Set task
Where does the string "band" appear in the records? Copy every line that contains it.

╭─ Stored rows

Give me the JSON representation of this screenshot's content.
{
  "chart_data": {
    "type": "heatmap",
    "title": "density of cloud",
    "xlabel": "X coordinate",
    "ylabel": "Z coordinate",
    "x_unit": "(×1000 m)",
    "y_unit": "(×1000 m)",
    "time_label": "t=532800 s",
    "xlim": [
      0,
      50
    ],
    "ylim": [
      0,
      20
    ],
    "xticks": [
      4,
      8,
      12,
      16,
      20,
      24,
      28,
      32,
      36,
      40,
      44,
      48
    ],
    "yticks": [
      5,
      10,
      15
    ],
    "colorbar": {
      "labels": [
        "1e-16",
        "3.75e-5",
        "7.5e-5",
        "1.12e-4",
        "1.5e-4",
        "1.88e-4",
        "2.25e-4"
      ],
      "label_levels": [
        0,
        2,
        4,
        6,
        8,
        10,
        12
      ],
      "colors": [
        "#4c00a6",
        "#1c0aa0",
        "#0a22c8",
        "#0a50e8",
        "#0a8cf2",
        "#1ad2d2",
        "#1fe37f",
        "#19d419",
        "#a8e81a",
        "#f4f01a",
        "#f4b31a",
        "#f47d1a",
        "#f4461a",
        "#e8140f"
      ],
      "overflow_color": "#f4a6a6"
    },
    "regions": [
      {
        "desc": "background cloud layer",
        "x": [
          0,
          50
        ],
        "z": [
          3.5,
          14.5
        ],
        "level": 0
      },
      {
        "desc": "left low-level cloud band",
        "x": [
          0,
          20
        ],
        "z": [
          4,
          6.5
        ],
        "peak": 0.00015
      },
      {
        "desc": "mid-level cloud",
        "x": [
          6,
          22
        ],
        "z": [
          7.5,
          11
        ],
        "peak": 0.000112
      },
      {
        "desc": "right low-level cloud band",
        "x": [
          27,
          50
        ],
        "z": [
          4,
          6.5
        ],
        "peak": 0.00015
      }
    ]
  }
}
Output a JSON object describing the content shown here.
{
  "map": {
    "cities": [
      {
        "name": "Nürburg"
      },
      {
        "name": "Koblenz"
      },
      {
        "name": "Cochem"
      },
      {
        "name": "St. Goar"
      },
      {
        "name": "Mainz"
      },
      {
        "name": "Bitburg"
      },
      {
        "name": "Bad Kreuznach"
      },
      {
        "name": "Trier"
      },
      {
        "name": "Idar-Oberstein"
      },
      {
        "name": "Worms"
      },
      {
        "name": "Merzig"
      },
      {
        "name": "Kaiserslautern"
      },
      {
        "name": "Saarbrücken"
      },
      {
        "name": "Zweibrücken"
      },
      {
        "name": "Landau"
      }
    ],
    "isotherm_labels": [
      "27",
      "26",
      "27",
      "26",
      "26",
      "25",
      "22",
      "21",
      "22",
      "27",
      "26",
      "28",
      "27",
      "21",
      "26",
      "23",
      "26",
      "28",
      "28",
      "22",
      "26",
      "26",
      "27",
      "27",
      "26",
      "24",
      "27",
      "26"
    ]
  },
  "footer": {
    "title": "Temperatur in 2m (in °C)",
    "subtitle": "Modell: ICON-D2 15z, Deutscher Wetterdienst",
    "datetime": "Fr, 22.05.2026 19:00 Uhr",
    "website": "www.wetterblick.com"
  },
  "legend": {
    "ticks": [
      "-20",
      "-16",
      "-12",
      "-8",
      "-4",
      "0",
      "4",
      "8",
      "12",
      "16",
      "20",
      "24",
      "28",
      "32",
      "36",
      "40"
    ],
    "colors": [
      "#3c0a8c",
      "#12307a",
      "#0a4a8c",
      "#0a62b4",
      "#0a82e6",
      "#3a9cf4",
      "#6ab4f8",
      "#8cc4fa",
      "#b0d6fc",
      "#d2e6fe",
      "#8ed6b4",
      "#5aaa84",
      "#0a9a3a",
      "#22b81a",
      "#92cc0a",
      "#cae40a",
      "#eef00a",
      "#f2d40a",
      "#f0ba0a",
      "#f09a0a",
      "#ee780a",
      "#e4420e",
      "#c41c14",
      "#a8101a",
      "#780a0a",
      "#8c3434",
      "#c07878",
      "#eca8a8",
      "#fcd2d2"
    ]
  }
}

╰─

Problem solution
        "desc": "left low-level cloud band",
        "desc": "right low-level cloud band",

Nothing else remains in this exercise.